> **Aim**
From the forum thread below about a leaking water jacket, write out word for word the passage between "The shop never" and "a major problem?", inclusive.

> **Excerpt**

10 days later one side is still leaking coolant a bit. Is this punctured water jacket something that can be permanently fixed? Or just temporary band aids? Is this a sign of something more serious?

The shop never charged me for the second visit but I still have some more to do with this truck if I keep it and I don't want a temporary fix. 

Is a punctured water jacket a big deal? If they have not fixed it twice Im guessing it's punctured pretty bad but that's why I'm asking here is there something I should be suggesting or are they trying to minimize more of a major problem?


----------



## dieselss (Jan 3, 2008)

What I would like to see is it leaking outta the screw hole itself or somewhere else. And I'm betting it's a rear one so it's not so visible. 
How do they know it doesn't have a crack back there as well.


----------



## TMLGC (Sep 22, 2013)

dieselss;1831066 said:


> What I would like to see is it leaking outta the screw hole itself or somewhere else. And I'm betting it's a rear one so it's not so visible.
> How do they know it doesn't have a crack back there as well.


I will see if I can get a picture to post. It is coming from the rear most screw area drivers side. It is only visible underneath and most noticeable just after shutting the truck off and crawling underneath.

I guess there could be a crack, another reason I'm posting to get ideas if possibly this is something more. Are you suggesting a cracked manifold or head?


----------



## dieselss (Jan 3, 2008)

Maybe head. You might have to really look and clean to decide what and where. Welcome to leaks


----------

> **Data supplied**
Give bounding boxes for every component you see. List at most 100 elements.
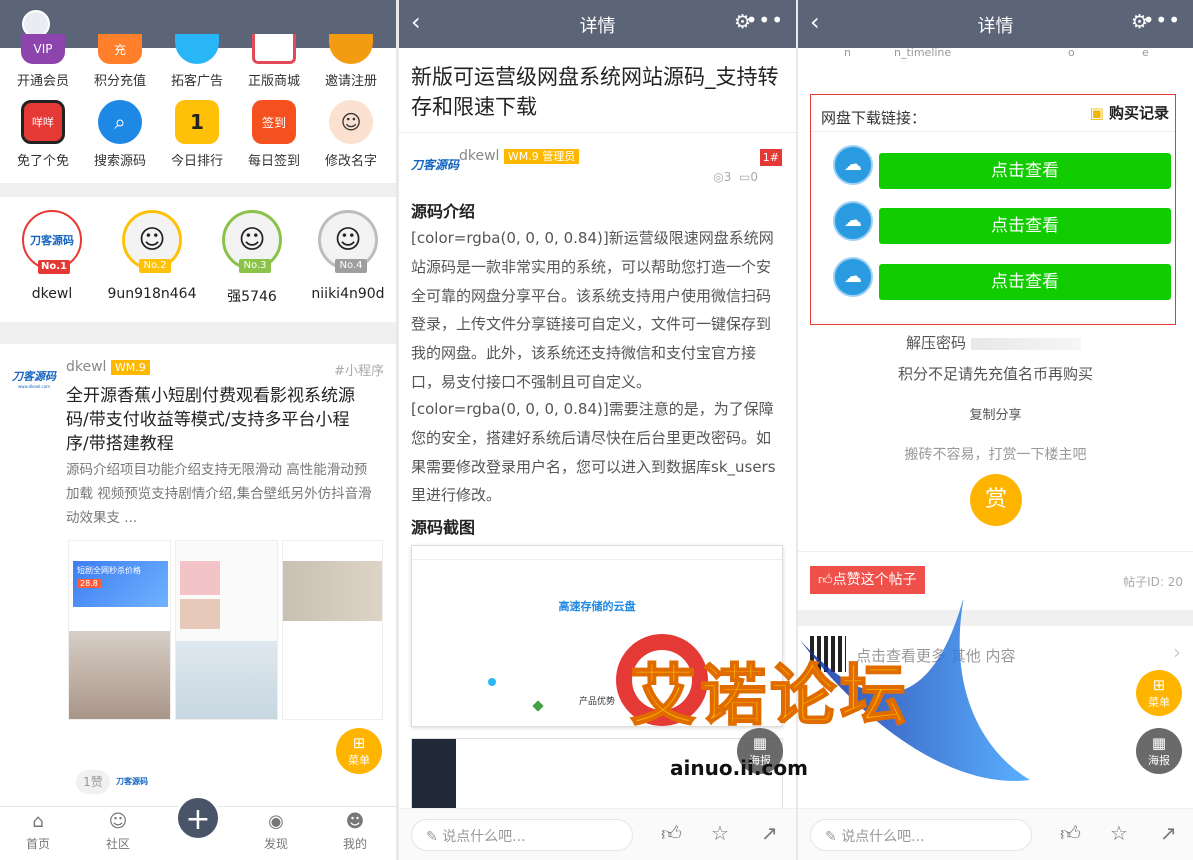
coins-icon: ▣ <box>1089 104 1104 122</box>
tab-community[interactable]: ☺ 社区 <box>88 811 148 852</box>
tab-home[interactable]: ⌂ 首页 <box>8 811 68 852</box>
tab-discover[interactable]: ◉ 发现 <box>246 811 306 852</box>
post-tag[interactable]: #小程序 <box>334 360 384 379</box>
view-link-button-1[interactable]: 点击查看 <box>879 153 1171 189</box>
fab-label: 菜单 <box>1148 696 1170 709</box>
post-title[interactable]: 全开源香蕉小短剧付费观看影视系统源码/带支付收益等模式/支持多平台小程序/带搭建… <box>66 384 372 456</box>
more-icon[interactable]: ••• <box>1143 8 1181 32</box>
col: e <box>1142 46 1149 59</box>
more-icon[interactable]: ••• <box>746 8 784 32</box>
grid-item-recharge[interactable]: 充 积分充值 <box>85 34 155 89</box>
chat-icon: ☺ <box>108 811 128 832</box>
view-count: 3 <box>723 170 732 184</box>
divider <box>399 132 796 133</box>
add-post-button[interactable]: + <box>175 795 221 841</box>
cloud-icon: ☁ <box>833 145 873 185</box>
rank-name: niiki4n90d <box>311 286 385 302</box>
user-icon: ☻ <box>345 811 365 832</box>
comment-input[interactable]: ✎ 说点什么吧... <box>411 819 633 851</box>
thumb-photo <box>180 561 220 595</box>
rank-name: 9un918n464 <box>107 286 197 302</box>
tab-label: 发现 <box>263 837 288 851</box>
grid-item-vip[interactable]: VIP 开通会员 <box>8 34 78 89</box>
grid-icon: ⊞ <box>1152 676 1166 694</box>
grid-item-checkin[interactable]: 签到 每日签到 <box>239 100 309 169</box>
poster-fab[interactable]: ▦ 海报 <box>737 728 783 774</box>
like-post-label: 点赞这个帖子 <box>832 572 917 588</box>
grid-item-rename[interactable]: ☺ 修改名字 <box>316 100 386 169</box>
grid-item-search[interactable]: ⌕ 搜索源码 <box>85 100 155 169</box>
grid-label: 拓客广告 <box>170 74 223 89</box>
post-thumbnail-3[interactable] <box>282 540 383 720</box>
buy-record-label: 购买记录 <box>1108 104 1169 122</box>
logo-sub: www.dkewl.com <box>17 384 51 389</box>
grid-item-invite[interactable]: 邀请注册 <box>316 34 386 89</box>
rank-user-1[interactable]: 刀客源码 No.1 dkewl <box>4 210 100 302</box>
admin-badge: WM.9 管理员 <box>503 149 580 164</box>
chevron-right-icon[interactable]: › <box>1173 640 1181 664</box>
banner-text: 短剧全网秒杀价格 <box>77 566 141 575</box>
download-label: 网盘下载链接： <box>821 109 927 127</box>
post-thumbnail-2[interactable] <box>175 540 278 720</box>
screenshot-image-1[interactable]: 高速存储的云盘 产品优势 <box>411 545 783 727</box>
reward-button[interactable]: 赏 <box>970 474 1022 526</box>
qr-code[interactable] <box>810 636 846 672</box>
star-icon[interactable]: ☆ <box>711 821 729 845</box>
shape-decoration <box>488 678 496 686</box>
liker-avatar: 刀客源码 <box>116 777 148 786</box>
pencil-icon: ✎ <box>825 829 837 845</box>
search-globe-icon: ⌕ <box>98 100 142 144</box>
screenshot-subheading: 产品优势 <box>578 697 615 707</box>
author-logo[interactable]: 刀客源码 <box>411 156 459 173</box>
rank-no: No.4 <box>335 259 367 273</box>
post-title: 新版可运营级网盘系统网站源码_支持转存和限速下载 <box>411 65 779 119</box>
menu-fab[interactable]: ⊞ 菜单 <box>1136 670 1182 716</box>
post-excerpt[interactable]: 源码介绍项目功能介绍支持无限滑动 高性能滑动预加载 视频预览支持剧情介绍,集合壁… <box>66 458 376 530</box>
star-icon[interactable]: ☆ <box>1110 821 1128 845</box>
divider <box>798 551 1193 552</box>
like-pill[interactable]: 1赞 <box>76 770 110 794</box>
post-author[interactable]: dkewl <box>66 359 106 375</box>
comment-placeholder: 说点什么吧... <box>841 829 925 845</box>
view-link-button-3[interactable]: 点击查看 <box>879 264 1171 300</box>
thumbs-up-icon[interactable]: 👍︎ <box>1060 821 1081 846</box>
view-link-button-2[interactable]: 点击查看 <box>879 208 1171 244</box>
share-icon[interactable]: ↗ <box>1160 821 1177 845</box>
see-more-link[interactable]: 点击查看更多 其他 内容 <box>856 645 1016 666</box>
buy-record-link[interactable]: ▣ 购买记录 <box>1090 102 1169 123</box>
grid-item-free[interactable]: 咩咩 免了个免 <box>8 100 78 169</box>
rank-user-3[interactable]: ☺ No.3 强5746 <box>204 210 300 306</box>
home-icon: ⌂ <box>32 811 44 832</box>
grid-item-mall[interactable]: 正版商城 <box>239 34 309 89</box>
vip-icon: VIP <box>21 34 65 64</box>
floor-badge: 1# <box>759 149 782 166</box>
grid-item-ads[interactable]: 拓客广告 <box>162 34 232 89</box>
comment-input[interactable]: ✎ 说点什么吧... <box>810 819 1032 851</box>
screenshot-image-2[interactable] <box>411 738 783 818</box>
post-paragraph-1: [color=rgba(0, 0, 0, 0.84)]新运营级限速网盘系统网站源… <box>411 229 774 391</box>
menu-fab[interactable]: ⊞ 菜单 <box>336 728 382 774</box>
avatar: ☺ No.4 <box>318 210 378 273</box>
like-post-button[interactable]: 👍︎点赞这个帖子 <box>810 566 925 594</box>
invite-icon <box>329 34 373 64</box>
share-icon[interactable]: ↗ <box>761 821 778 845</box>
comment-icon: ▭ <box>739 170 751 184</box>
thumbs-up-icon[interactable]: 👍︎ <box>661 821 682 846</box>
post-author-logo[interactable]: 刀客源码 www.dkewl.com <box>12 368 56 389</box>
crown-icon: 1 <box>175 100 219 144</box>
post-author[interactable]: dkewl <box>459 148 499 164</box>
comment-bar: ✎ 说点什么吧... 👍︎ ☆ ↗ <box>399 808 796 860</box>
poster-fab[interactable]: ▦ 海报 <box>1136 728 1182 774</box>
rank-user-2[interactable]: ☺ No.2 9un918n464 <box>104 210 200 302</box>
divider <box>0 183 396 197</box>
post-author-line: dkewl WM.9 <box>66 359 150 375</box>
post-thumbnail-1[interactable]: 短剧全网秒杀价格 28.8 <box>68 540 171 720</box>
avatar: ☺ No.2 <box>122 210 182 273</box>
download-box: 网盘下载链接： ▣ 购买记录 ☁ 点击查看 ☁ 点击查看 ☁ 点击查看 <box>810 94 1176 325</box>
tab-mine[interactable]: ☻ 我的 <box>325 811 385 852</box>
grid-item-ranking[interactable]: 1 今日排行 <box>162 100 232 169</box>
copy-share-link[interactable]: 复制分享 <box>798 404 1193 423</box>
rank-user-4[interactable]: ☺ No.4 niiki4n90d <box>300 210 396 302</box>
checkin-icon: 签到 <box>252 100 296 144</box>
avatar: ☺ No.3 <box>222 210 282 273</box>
==
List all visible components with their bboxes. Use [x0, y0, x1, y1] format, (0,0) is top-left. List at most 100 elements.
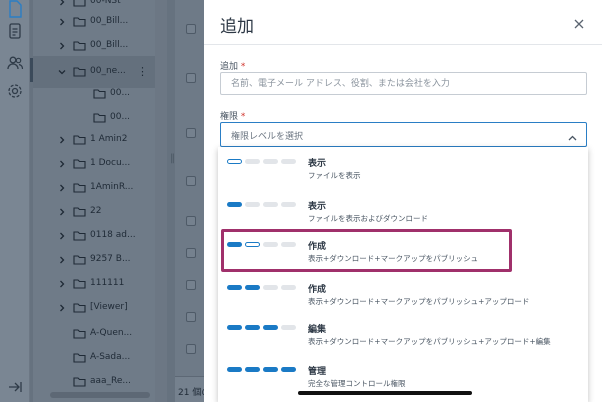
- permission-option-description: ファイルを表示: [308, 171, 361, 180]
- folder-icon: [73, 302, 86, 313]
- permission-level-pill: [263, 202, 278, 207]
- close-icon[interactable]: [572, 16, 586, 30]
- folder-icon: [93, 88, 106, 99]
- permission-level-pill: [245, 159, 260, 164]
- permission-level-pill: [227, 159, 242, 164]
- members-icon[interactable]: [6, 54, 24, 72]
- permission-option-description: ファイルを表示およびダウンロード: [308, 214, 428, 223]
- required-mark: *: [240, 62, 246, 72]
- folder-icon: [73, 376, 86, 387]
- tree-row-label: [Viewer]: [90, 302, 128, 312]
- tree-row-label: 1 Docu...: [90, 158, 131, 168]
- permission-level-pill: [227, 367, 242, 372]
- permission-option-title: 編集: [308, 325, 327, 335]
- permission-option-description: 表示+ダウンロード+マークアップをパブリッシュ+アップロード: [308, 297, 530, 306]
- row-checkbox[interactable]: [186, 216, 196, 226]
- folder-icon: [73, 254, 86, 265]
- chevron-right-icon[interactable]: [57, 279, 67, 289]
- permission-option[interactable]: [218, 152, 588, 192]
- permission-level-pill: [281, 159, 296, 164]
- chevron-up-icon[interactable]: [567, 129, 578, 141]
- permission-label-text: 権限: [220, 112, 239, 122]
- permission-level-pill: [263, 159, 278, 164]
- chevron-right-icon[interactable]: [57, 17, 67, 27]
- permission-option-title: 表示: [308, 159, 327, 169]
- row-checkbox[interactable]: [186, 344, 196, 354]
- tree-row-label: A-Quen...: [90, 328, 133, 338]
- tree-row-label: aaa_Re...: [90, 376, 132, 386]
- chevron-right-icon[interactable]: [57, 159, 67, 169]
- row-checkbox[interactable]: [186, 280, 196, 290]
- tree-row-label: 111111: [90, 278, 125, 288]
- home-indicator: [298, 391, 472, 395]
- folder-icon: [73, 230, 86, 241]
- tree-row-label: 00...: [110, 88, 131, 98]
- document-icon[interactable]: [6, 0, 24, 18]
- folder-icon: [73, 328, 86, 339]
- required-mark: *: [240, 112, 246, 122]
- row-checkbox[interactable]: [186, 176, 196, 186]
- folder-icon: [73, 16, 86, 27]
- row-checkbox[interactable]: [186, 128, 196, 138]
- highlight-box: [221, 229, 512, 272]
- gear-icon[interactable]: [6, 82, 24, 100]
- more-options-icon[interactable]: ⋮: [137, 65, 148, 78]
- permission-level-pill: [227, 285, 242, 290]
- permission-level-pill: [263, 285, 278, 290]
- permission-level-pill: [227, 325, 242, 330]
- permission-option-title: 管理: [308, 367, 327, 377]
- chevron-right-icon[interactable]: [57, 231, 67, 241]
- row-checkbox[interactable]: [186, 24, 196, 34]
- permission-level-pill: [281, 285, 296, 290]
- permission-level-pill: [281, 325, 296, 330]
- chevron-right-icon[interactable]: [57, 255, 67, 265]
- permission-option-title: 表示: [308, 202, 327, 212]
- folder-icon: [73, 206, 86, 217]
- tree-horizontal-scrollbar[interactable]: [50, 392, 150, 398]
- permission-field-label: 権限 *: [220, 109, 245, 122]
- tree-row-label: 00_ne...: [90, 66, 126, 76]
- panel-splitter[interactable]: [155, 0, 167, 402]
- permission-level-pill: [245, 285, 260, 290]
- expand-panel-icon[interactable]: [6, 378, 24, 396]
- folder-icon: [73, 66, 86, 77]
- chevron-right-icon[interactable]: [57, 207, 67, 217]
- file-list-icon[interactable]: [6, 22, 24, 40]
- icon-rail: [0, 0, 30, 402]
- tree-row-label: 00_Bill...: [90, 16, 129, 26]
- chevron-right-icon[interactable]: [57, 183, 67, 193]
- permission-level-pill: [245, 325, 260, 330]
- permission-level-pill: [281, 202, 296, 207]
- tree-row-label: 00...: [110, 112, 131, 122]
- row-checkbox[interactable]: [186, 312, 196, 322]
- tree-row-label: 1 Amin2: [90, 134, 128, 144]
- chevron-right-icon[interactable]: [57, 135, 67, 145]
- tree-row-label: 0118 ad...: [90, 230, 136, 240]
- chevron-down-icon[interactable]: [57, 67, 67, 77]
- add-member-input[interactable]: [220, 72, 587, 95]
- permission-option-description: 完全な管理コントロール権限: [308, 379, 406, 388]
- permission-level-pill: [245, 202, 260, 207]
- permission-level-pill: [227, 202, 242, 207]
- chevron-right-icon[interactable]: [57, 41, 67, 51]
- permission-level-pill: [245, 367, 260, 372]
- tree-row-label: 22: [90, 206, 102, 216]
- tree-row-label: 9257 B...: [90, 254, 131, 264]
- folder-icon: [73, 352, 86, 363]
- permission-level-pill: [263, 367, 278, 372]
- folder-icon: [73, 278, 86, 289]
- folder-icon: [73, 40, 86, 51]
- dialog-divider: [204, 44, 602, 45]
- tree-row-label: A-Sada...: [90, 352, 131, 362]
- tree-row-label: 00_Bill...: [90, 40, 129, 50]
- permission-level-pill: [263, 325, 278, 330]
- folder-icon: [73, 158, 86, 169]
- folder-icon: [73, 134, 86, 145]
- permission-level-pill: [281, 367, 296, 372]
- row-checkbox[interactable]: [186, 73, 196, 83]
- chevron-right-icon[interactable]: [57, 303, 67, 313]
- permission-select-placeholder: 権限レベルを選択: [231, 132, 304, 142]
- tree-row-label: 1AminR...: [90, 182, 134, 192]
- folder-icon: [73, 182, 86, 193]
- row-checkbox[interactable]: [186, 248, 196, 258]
* * *
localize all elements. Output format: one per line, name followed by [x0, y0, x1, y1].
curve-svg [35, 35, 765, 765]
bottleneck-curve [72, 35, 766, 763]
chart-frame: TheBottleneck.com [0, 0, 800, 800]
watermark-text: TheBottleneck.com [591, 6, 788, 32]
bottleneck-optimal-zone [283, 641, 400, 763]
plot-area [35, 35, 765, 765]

> **Reply**
The shop never charged me for the second visit but I still have some more to do with this truck if I keep it and I don't want a temporary fix. 

Is a punctured water jacket a big deal? If they have not fixed it twice Im guessing it's punctured pretty bad but that's why I'm asking here is there something I should be suggesting or are they trying to minimize more of a major problem?